What the task requires:
Your task is to output all the records below, word for word.

[Start Given data]

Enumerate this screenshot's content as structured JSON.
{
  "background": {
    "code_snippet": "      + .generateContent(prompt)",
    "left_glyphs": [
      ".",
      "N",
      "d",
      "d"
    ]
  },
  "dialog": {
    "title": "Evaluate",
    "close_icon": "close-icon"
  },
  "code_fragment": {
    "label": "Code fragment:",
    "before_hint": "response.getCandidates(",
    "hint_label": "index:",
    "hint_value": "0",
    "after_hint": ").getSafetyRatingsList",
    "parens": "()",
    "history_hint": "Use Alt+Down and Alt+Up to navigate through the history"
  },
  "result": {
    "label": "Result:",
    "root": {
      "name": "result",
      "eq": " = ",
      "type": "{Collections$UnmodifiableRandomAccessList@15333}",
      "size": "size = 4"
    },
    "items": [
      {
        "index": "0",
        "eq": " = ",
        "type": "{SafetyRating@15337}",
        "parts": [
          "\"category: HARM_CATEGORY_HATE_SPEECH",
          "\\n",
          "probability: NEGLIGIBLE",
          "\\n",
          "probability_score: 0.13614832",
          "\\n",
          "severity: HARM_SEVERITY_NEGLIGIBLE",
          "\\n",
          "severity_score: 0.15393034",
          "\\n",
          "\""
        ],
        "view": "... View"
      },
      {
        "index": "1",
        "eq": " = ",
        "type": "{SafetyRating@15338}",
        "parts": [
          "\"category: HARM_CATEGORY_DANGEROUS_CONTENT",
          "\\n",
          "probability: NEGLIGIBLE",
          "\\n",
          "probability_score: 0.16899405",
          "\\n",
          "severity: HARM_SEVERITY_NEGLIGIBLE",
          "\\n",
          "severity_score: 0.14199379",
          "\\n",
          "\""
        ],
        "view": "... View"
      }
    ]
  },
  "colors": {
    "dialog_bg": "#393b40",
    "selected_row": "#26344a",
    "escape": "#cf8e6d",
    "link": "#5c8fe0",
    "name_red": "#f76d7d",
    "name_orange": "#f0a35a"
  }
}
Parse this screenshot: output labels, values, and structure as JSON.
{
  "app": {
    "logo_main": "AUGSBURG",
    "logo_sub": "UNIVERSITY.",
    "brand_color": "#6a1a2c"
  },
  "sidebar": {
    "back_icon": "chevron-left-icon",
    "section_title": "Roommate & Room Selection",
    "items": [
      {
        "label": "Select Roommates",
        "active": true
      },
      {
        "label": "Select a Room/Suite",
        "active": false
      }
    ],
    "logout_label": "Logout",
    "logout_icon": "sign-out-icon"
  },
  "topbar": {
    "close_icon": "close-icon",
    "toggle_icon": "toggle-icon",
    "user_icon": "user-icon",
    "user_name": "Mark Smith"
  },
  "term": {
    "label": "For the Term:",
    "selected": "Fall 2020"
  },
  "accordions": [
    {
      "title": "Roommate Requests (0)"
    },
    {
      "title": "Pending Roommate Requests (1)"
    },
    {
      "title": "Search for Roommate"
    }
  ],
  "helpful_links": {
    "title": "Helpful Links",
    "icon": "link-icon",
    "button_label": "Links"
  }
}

[End Given data]

Solution:
Enumerate this screenshot's content as structured JSON.
{
  "background": {
    "code_snippet": "      + .generateContent(prompt)",
    "left_glyphs": [
      ".",
      "N",
      "d",
      "d"
    ]
  },
  "dialog": {
    "title": "Evaluate",
    "close_icon": "close-icon"
  },
  "code_fragment": {
    "label": "Code fragment:",
    "before_hint": "response.getCandidates(",
    "hint_label": "index:",
    "hint_value": "0",
    "after_hint": ").getSafetyRatingsList",
    "parens": "()",
    "history_hint": "Use Alt+Down and Alt+Up to navigate through the history"
  },
  "result": {
    "label": "Result:",
    "root": {
      "name": "result",
      "eq": " = ",
      "type": "{Collections$UnmodifiableRandomAccessList@15333}",
      "size": "size = 4"
    },
    "items": [
      {
        "index": "0",
        "eq": " = ",
        "type": "{SafetyRating@15337}",
        "parts": [
          "\"category: HARM_CATEGORY_HATE_SPEECH",
          "\\n",
          "probability: NEGLIGIBLE",
          "\\n",
          "probability_score: 0.13614832",
          "\\n",
          "severity: HARM_SEVERITY_NEGLIGIBLE",
          "\\n",
          "severity_score: 0.15393034",
          "\\n",
          "\""
        ],
        "view": "... View"
      },
      {
        "index": "1",
        "eq": " = ",
        "type": "{SafetyRating@15338}",
        "parts": [
          "\"category: HARM_CATEGORY_DANGEROUS_CONTENT",
          "\\n",
          "probability: NEGLIGIBLE",
          "\\n",
          "probability_score: 0.16899405",
          "\\n",
          "severity: HARM_SEVERITY_NEGLIGIBLE",
          "\\n",
          "severity_score: 0.14199379",
          "\\n",
          "\""
        ],
        "view": "... View"
      }
    ]
  },
  "colors": {
    "dialog_bg": "#393b40",
    "selected_row": "#26344a",
    "escape": "#cf8e6d",
    "link": "#5c8fe0",
    "name_red": "#f76d7d",
    "name_orange": "#f0a35a"
  }
}
Parse this screenshot: output labels, values, and structure as JSON.
{
  "app": {
    "logo_main": "AUGSBURG",
    "logo_sub": "UNIVERSITY.",
    "brand_color": "#6a1a2c"
  },
  "sidebar": {
    "back_icon": "chevron-left-icon",
    "section_title": "Roommate & Room Selection",
    "items": [
      {
        "label": "Select Roommates",
        "active": true
      },
      {
        "label": "Select a Room/Suite",
        "active": false
      }
    ],
    "logout_label": "Logout",
    "logout_icon": "sign-out-icon"
  },
  "topbar": {
    "close_icon": "close-icon",
    "toggle_icon": "toggle-icon",
    "user_icon": "user-icon",
    "user_name": "Mark Smith"
  },
  "term": {
    "label": "For the Term:",
    "selected": "Fall 2020"
  },
  "accordions": [
    {
      "title": "Roommate Requests (0)"
    },
    {
      "title": "Pending Roommate Requests (1)"
    },
    {
      "title": "Search for Roommate"
    }
  ],
  "helpful_links": {
    "title": "Helpful Links",
    "icon": "link-icon",
    "button_label": "Links"
  }
}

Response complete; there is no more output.